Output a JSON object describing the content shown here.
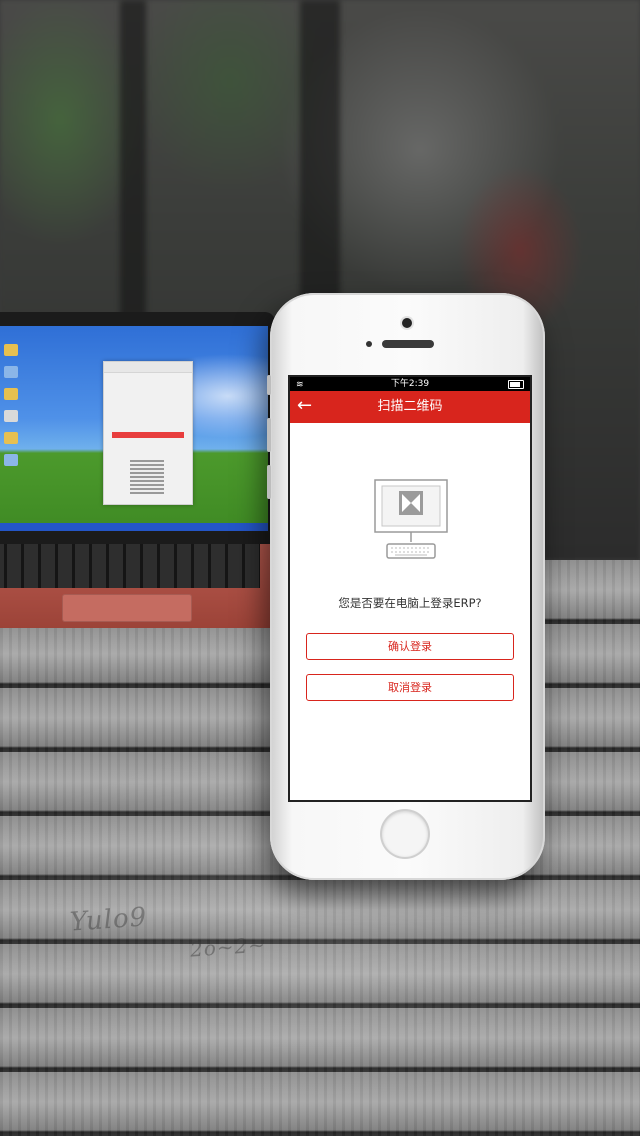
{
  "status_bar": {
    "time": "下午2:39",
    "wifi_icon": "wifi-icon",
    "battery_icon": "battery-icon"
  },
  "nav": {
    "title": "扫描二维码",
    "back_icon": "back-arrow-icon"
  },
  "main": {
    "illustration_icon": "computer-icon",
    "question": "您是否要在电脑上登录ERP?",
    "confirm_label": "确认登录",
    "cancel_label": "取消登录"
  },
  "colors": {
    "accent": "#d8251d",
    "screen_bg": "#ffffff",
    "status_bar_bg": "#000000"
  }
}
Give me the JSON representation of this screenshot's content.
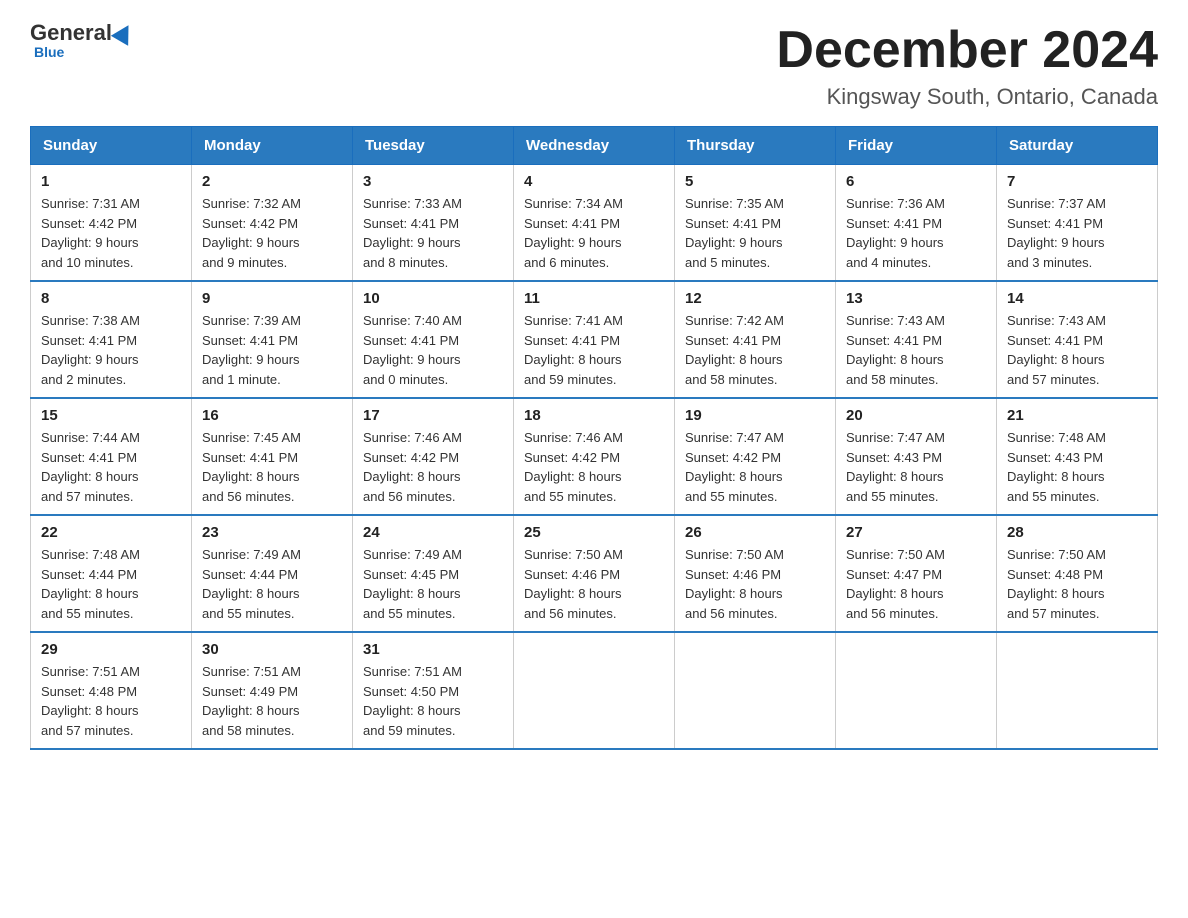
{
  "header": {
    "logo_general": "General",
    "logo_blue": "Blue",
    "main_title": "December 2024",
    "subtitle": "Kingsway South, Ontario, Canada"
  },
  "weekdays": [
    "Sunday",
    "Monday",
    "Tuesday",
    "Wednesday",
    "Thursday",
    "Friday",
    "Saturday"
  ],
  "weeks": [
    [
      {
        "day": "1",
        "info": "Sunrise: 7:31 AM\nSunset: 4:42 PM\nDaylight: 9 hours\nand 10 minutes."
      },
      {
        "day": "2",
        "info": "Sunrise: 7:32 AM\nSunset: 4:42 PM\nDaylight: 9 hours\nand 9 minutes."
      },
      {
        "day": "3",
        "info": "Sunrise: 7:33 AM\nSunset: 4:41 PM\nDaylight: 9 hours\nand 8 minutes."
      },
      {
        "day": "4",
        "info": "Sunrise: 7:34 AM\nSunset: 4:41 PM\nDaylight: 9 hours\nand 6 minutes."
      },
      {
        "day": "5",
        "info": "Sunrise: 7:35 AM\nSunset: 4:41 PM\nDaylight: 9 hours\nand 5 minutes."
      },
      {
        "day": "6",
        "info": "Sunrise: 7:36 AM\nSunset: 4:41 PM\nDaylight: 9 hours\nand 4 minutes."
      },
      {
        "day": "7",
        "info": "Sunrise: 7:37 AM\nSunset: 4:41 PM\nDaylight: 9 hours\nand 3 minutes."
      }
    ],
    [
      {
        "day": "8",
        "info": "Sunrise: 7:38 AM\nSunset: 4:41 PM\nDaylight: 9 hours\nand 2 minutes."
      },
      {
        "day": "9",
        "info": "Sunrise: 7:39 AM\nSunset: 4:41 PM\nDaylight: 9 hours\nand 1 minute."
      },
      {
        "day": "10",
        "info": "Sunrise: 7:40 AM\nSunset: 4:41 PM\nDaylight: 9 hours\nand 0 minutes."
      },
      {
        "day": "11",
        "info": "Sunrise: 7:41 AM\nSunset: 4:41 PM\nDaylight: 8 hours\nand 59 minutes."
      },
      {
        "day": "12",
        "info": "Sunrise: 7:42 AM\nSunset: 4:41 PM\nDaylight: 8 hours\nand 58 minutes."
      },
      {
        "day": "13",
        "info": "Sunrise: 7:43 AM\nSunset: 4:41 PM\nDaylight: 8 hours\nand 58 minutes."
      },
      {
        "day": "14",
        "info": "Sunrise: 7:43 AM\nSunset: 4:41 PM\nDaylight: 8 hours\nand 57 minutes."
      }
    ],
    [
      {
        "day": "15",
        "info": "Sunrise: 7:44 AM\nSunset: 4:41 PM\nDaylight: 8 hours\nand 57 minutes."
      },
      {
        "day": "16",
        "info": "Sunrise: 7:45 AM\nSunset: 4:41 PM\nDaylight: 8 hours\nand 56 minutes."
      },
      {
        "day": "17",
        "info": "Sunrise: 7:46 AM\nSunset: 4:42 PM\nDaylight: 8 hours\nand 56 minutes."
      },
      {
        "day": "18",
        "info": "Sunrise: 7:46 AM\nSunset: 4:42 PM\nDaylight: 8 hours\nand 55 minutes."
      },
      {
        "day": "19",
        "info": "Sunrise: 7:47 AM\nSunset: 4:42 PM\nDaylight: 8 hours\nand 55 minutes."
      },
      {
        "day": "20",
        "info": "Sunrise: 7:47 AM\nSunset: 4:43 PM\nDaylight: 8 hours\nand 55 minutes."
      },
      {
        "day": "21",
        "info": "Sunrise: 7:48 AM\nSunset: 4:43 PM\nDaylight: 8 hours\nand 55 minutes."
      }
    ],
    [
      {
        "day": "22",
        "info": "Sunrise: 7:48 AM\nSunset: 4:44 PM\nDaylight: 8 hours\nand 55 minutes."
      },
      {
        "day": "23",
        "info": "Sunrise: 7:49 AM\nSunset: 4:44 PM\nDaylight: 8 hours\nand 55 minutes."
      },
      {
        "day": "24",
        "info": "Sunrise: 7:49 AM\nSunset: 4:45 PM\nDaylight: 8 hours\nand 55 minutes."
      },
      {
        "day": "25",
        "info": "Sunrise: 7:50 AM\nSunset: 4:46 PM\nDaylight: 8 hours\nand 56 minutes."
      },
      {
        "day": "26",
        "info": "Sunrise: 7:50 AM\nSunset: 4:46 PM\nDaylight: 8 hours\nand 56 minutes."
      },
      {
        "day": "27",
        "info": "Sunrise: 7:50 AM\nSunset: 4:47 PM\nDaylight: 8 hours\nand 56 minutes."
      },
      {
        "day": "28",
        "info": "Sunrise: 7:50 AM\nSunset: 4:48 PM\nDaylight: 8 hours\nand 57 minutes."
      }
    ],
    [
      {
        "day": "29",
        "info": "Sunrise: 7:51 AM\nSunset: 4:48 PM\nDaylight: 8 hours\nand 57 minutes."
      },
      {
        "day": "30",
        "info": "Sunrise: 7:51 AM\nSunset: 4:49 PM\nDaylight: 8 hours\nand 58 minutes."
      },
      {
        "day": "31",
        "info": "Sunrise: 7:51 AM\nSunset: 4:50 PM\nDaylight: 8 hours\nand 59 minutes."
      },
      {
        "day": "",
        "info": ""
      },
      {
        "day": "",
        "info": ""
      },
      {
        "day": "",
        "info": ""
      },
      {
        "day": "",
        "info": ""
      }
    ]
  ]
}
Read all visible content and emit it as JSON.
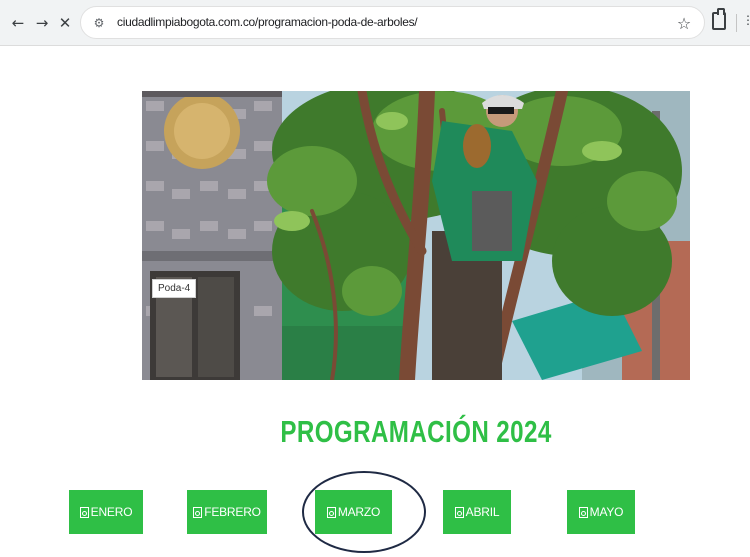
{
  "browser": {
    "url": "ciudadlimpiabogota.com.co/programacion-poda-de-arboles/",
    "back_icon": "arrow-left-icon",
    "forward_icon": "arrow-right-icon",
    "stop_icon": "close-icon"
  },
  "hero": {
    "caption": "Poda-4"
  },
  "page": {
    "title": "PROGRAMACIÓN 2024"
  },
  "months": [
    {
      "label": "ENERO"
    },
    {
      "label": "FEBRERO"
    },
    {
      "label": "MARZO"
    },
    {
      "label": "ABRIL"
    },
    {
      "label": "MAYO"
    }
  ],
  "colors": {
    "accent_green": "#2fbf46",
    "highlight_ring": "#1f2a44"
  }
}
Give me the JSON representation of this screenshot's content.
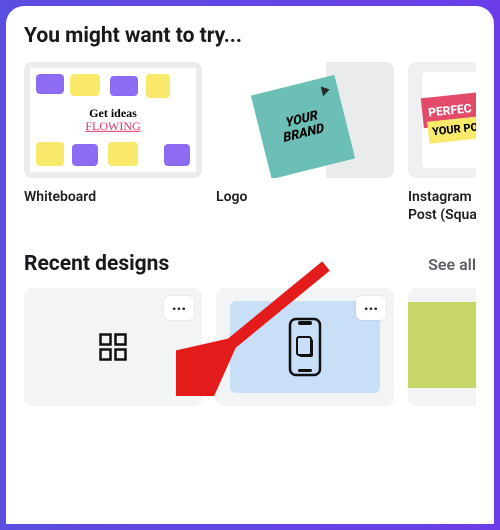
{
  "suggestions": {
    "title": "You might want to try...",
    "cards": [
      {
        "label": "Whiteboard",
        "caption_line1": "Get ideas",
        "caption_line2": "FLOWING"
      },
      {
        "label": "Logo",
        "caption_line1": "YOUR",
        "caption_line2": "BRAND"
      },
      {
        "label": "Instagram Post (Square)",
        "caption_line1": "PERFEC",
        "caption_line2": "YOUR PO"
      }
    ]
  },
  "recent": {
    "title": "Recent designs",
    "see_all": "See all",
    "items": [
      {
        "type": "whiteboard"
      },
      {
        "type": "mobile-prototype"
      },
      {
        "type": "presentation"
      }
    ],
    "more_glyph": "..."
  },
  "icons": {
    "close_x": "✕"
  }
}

━━━━━━━━━━━━━━━━

Your objective:
Quote the data above in full, leaving out the pictures it holds.

Task response:
Output a JSON object describing the content shown here.
{
  "status_bar": {
    "time": "下午2:39",
    "wifi_icon": "wifi-icon",
    "battery_icon": "battery-icon"
  },
  "nav": {
    "title": "扫描二维码",
    "back_icon": "back-arrow-icon"
  },
  "main": {
    "illustration_icon": "computer-icon",
    "question": "您是否要在电脑上登录ERP?",
    "confirm_label": "确认登录",
    "cancel_label": "取消登录"
  },
  "colors": {
    "accent": "#d8251d",
    "screen_bg": "#ffffff",
    "status_bar_bg": "#000000"
  }
}
Give me the JSON representation of this screenshot's content.
{
  "header": {
    "logo_general": "General",
    "logo_blue": "Blue",
    "main_title": "December 2024",
    "subtitle": "Kingsway South, Ontario, Canada"
  },
  "weekdays": [
    "Sunday",
    "Monday",
    "Tuesday",
    "Wednesday",
    "Thursday",
    "Friday",
    "Saturday"
  ],
  "weeks": [
    [
      {
        "day": "1",
        "info": "Sunrise: 7:31 AM\nSunset: 4:42 PM\nDaylight: 9 hours\nand 10 minutes."
      },
      {
        "day": "2",
        "info": "Sunrise: 7:32 AM\nSunset: 4:42 PM\nDaylight: 9 hours\nand 9 minutes."
      },
      {
        "day": "3",
        "info": "Sunrise: 7:33 AM\nSunset: 4:41 PM\nDaylight: 9 hours\nand 8 minutes."
      },
      {
        "day": "4",
        "info": "Sunrise: 7:34 AM\nSunset: 4:41 PM\nDaylight: 9 hours\nand 6 minutes."
      },
      {
        "day": "5",
        "info": "Sunrise: 7:35 AM\nSunset: 4:41 PM\nDaylight: 9 hours\nand 5 minutes."
      },
      {
        "day": "6",
        "info": "Sunrise: 7:36 AM\nSunset: 4:41 PM\nDaylight: 9 hours\nand 4 minutes."
      },
      {
        "day": "7",
        "info": "Sunrise: 7:37 AM\nSunset: 4:41 PM\nDaylight: 9 hours\nand 3 minutes."
      }
    ],
    [
      {
        "day": "8",
        "info": "Sunrise: 7:38 AM\nSunset: 4:41 PM\nDaylight: 9 hours\nand 2 minutes."
      },
      {
        "day": "9",
        "info": "Sunrise: 7:39 AM\nSunset: 4:41 PM\nDaylight: 9 hours\nand 1 minute."
      },
      {
        "day": "10",
        "info": "Sunrise: 7:40 AM\nSunset: 4:41 PM\nDaylight: 9 hours\nand 0 minutes."
      },
      {
        "day": "11",
        "info": "Sunrise: 7:41 AM\nSunset: 4:41 PM\nDaylight: 8 hours\nand 59 minutes."
      },
      {
        "day": "12",
        "info": "Sunrise: 7:42 AM\nSunset: 4:41 PM\nDaylight: 8 hours\nand 58 minutes."
      },
      {
        "day": "13",
        "info": "Sunrise: 7:43 AM\nSunset: 4:41 PM\nDaylight: 8 hours\nand 58 minutes."
      },
      {
        "day": "14",
        "info": "Sunrise: 7:43 AM\nSunset: 4:41 PM\nDaylight: 8 hours\nand 57 minutes."
      }
    ],
    [
      {
        "day": "15",
        "info": "Sunrise: 7:44 AM\nSunset: 4:41 PM\nDaylight: 8 hours\nand 57 minutes."
      },
      {
        "day": "16",
        "info": "Sunrise: 7:45 AM\nSunset: 4:41 PM\nDaylight: 8 hours\nand 56 minutes."
      },
      {
        "day": "17",
        "info": "Sunrise: 7:46 AM\nSunset: 4:42 PM\nDaylight: 8 hours\nand 56 minutes."
      },
      {
        "day": "18",
        "info": "Sunrise: 7:46 AM\nSunset: 4:42 PM\nDaylight: 8 hours\nand 55 minutes."
      },
      {
        "day": "19",
        "info": "Sunrise: 7:47 AM\nSunset: 4:42 PM\nDaylight: 8 hours\nand 55 minutes."
      },
      {
        "day": "20",
        "info": "Sunrise: 7:47 AM\nSunset: 4:43 PM\nDaylight: 8 hours\nand 55 minutes."
      },
      {
        "day": "21",
        "info": "Sunrise: 7:48 AM\nSunset: 4:43 PM\nDaylight: 8 hours\nand 55 minutes."
      }
    ],
    [
      {
        "day": "22",
        "info": "Sunrise: 7:48 AM\nSunset: 4:44 PM\nDaylight: 8 hours\nand 55 minutes."
      },
      {
        "day": "23",
        "info": "Sunrise: 7:49 AM\nSunset: 4:44 PM\nDaylight: 8 hours\nand 55 minutes."
      },
      {
        "day": "24",
        "info": "Sunrise: 7:49 AM\nSunset: 4:45 PM\nDaylight: 8 hours\nand 55 minutes."
      },
      {
        "day": "25",
        "info": "Sunrise: 7:50 AM\nSunset: 4:46 PM\nDaylight: 8 hours\nand 56 minutes."
      },
      {
        "day": "26",
        "info": "Sunrise: 7:50 AM\nSunset: 4:46 PM\nDaylight: 8 hours\nand 56 minutes."
      },
      {
        "day": "27",
        "info": "Sunrise: 7:50 AM\nSunset: 4:47 PM\nDaylight: 8 hours\nand 56 minutes."
      },
      {
        "day": "28",
        "info": "Sunrise: 7:50 AM\nSunset: 4:48 PM\nDaylight: 8 hours\nand 57 minutes."
      }
    ],
    [
      {
        "day": "29",
        "info": "Sunrise: 7:51 AM\nSunset: 4:48 PM\nDaylight: 8 hours\nand 57 minutes."
      },
      {
        "day": "30",
        "info": "Sunrise: 7:51 AM\nSunset: 4:49 PM\nDaylight: 8 hours\nand 58 minutes."
      },
      {
        "day": "31",
        "info": "Sunrise: 7:51 AM\nSunset: 4:50 PM\nDaylight: 8 hours\nand 59 minutes."
      },
      {
        "day": "",
        "info": ""
      },
      {
        "day": "",
        "info": ""
      },
      {
        "day": "",
        "info": ""
      },
      {
        "day": "",
        "info": ""
      }
    ]
  ]
}
Read all visible content and emit it as JSON.
{
  "browser": {
    "url": "ciudadlimpiabogota.com.co/programacion-poda-de-arboles/",
    "back_icon": "arrow-left-icon",
    "forward_icon": "arrow-right-icon",
    "stop_icon": "close-icon"
  },
  "hero": {
    "caption": "Poda-4"
  },
  "page": {
    "title": "PROGRAMACIÓN 2024"
  },
  "months": [
    {
      "label": "ENERO"
    },
    {
      "label": "FEBRERO"
    },
    {
      "label": "MARZO"
    },
    {
      "label": "ABRIL"
    },
    {
      "label": "MAYO"
    }
  ],
  "colors": {
    "accent_green": "#2fbf46",
    "highlight_ring": "#1f2a44"
  }
}
Give me the JSON representation of this screenshot's content.
{
  "suggestions": {
    "title": "You might want to try...",
    "cards": [
      {
        "label": "Whiteboard",
        "caption_line1": "Get ideas",
        "caption_line2": "FLOWING"
      },
      {
        "label": "Logo",
        "caption_line1": "YOUR",
        "caption_line2": "BRAND"
      },
      {
        "label": "Instagram Post (Square)",
        "caption_line1": "PERFEC",
        "caption_line2": "YOUR PO"
      }
    ]
  },
  "recent": {
    "title": "Recent designs",
    "see_all": "See all",
    "items": [
      {
        "type": "whiteboard"
      },
      {
        "type": "mobile-prototype"
      },
      {
        "type": "presentation"
      }
    ],
    "more_glyph": "..."
  },
  "icons": {
    "close_x": "✕"
  }
}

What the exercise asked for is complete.